EXERCISE PROMPT: Using the records that follow, copy every line containing the word "Black".

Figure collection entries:
>>>>>

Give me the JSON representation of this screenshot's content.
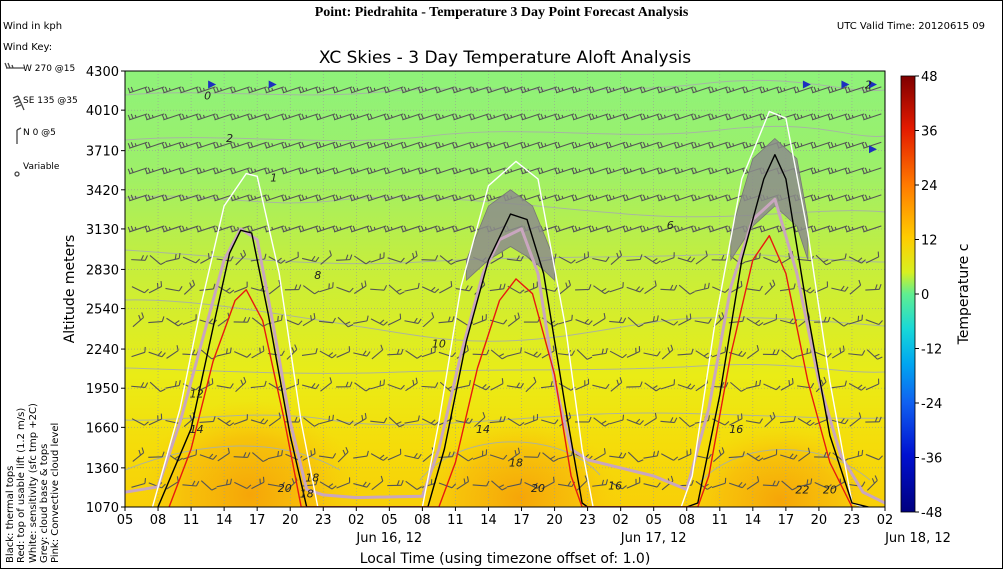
{
  "header": {
    "title": "Point: Piedrahita - Temperature 3 Day Point Forecast Analysis",
    "utc": "UTC Valid Time: 20120615 09"
  },
  "wind_units": "Wind in kph",
  "wind_key": {
    "label": "Wind Key:",
    "items": [
      "W 270 @15",
      "SE 135 @35",
      "N 0 @5",
      "Variable"
    ]
  },
  "legend_notes": [
    "Black: thermal tops",
    "Red: top of usable lift (1.2 m/s)",
    "White: sensitivity (sfc tmp +2C)",
    "Grey: cloud base & tops",
    "Pink: Convective cloud level"
  ],
  "colors": {
    "thermal_tops": "#000000",
    "usable_lift": "#e8190f",
    "sensitivity": "#ffffff",
    "cloud_band": "#8c8c8c",
    "convective_cloud": "#c9a6bf"
  },
  "chart_data": {
    "type": "heatmap",
    "title": "XC Skies - 3 Day Temperature Aloft Analysis",
    "xlabel": "Local Time (using timezone offset of: 1.0)",
    "ylabel": "Altitude meters",
    "x_hours": [
      5,
      8,
      11,
      14,
      17,
      20,
      23,
      26,
      29,
      32,
      35,
      38,
      41,
      44,
      47,
      50,
      53,
      56,
      59,
      62,
      65,
      68,
      71,
      74
    ],
    "x_tick_labels": [
      "05",
      "08",
      "11",
      "14",
      "17",
      "20",
      "23",
      "02",
      "05",
      "08",
      "11",
      "14",
      "17",
      "20",
      "23",
      "02",
      "05",
      "08",
      "11",
      "14",
      "17",
      "20",
      "23",
      "02"
    ],
    "date_labels": [
      {
        "hour": 26,
        "label": "Jun 16, 12"
      },
      {
        "hour": 50,
        "label": "Jun 17, 12"
      },
      {
        "hour": 74,
        "label": "Jun 18, 12"
      }
    ],
    "yticks": [
      1070,
      1360,
      1660,
      1950,
      2240,
      2540,
      2830,
      3130,
      3420,
      3710,
      4010,
      4300
    ],
    "ylim": [
      1070,
      4300
    ],
    "xlim": [
      5,
      74
    ],
    "colorbar": {
      "label": "Temperature c",
      "ticks": [
        48,
        36,
        24,
        12,
        0,
        -12,
        -24,
        -36,
        -48
      ],
      "range": [
        -48,
        48
      ]
    },
    "contour_labels": [
      {
        "text": "0",
        "x": 12.5,
        "y": 4090
      },
      {
        "text": "2",
        "x": 14.5,
        "y": 3775
      },
      {
        "text": "1",
        "x": 18.5,
        "y": 3480
      },
      {
        "text": "2",
        "x": 72.5,
        "y": 4170
      },
      {
        "text": "6",
        "x": 54.5,
        "y": 3130
      },
      {
        "text": "8",
        "x": 22.5,
        "y": 2760
      },
      {
        "text": "10",
        "x": 33.5,
        "y": 2250
      },
      {
        "text": "12",
        "x": 11.5,
        "y": 1880
      },
      {
        "text": "14",
        "x": 11.5,
        "y": 1620
      },
      {
        "text": "14",
        "x": 37.5,
        "y": 1620
      },
      {
        "text": "16",
        "x": 60.5,
        "y": 1620
      },
      {
        "text": "18",
        "x": 21.5,
        "y": 1140
      },
      {
        "text": "18",
        "x": 40.5,
        "y": 1370
      },
      {
        "text": "20",
        "x": 19.5,
        "y": 1180
      },
      {
        "text": "20",
        "x": 42.5,
        "y": 1180
      },
      {
        "text": "22",
        "x": 66.5,
        "y": 1170
      },
      {
        "text": "20",
        "x": 69,
        "y": 1170
      },
      {
        "text": "16",
        "x": 49.5,
        "y": 1200
      },
      {
        "text": "18",
        "x": 22,
        "y": 1260
      }
    ],
    "series": [
      {
        "name": "Black: thermal tops",
        "points": [
          [
            8,
            1070
          ],
          [
            11,
            1650
          ],
          [
            13,
            2400
          ],
          [
            14.5,
            2950
          ],
          [
            15.5,
            3120
          ],
          [
            16.5,
            3100
          ],
          [
            18,
            2500
          ],
          [
            20,
            1600
          ],
          [
            21.5,
            1070
          ],
          [
            32.5,
            1070
          ],
          [
            34,
            1500
          ],
          [
            36,
            2300
          ],
          [
            38,
            2900
          ],
          [
            40,
            3240
          ],
          [
            41.5,
            3200
          ],
          [
            43,
            2800
          ],
          [
            45,
            1800
          ],
          [
            46.5,
            1100
          ],
          [
            47,
            1070
          ],
          [
            56,
            1070
          ],
          [
            57,
            1100
          ],
          [
            59,
            1900
          ],
          [
            61,
            2900
          ],
          [
            63,
            3500
          ],
          [
            64,
            3680
          ],
          [
            65,
            3500
          ],
          [
            67,
            2500
          ],
          [
            69,
            1600
          ],
          [
            71,
            1100
          ],
          [
            72.5,
            1070
          ]
        ]
      },
      {
        "name": "Red: top of usable lift (1.2 m/s)",
        "points": [
          [
            9,
            1070
          ],
          [
            11,
            1500
          ],
          [
            13,
            2150
          ],
          [
            15,
            2600
          ],
          [
            16,
            2680
          ],
          [
            17.5,
            2450
          ],
          [
            19.5,
            1700
          ],
          [
            21,
            1070
          ],
          [
            33.5,
            1070
          ],
          [
            35,
            1400
          ],
          [
            37,
            2100
          ],
          [
            39,
            2600
          ],
          [
            40.5,
            2760
          ],
          [
            42,
            2650
          ],
          [
            44,
            2050
          ],
          [
            45.5,
            1300
          ],
          [
            46.5,
            1070
          ],
          [
            57,
            1070
          ],
          [
            58,
            1300
          ],
          [
            60,
            2200
          ],
          [
            62,
            2900
          ],
          [
            63.5,
            3080
          ],
          [
            65,
            2800
          ],
          [
            67,
            2000
          ],
          [
            69,
            1400
          ],
          [
            71,
            1070
          ]
        ]
      },
      {
        "name": "White: sensitivity (sfc tmp +2C)",
        "points": [
          [
            7.5,
            1070
          ],
          [
            10,
            1800
          ],
          [
            12,
            2600
          ],
          [
            14,
            3300
          ],
          [
            16,
            3540
          ],
          [
            17,
            3520
          ],
          [
            19,
            2800
          ],
          [
            21,
            1700
          ],
          [
            22.5,
            1070
          ],
          [
            32,
            1070
          ],
          [
            33.5,
            1700
          ],
          [
            35.5,
            2700
          ],
          [
            38,
            3450
          ],
          [
            40.5,
            3630
          ],
          [
            42.5,
            3500
          ],
          [
            45,
            2400
          ],
          [
            46.5,
            1500
          ],
          [
            47.5,
            1070
          ],
          [
            55.5,
            1070
          ],
          [
            56.5,
            1300
          ],
          [
            58.5,
            2400
          ],
          [
            61,
            3500
          ],
          [
            63.5,
            4000
          ],
          [
            65,
            3950
          ],
          [
            67,
            3100
          ],
          [
            69,
            2000
          ],
          [
            71,
            1100
          ],
          [
            72,
            1070
          ]
        ]
      },
      {
        "name": "Pink: Convective cloud level",
        "points": [
          [
            5,
            1180
          ],
          [
            8,
            1220
          ],
          [
            10,
            1700
          ],
          [
            12,
            2300
          ],
          [
            14,
            2900
          ],
          [
            15.5,
            3130
          ],
          [
            17,
            3050
          ],
          [
            18.5,
            2400
          ],
          [
            20,
            1700
          ],
          [
            21.5,
            1200
          ],
          [
            23,
            1160
          ],
          [
            26,
            1140
          ],
          [
            32,
            1150
          ],
          [
            33.5,
            1500
          ],
          [
            35.5,
            2200
          ],
          [
            37.5,
            2800
          ],
          [
            39,
            3050
          ],
          [
            41,
            3130
          ],
          [
            42.5,
            2800
          ],
          [
            44,
            2000
          ],
          [
            45.5,
            1500
          ],
          [
            47,
            1420
          ],
          [
            53,
            1300
          ],
          [
            56,
            1200
          ],
          [
            58,
            1800
          ],
          [
            60,
            2700
          ],
          [
            62,
            3200
          ],
          [
            64,
            3350
          ],
          [
            66,
            2800
          ],
          [
            68,
            2000
          ],
          [
            70,
            1450
          ],
          [
            72,
            1180
          ],
          [
            74,
            1100
          ]
        ]
      }
    ],
    "cloud_bands": [
      {
        "name": "Grey: cloud base & tops",
        "upper": [
          [
            36,
            2900
          ],
          [
            38,
            3300
          ],
          [
            40,
            3420
          ],
          [
            42,
            3300
          ],
          [
            44,
            2900
          ]
        ],
        "lower": [
          [
            36,
            2750
          ],
          [
            38,
            2900
          ],
          [
            40,
            3000
          ],
          [
            42,
            2900
          ],
          [
            44,
            2750
          ]
        ]
      },
      {
        "name": "Grey: cloud base & tops",
        "upper": [
          [
            60,
            3100
          ],
          [
            62,
            3650
          ],
          [
            64,
            3800
          ],
          [
            66,
            3650
          ],
          [
            67,
            3200
          ]
        ],
        "lower": [
          [
            60,
            2900
          ],
          [
            62,
            3150
          ],
          [
            64,
            3300
          ],
          [
            66,
            3150
          ],
          [
            67,
            2900
          ]
        ]
      }
    ]
  }
}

<<<<<

FINISHED TASK:
    "Black: thermal tops",
        "name": "Black: thermal tops",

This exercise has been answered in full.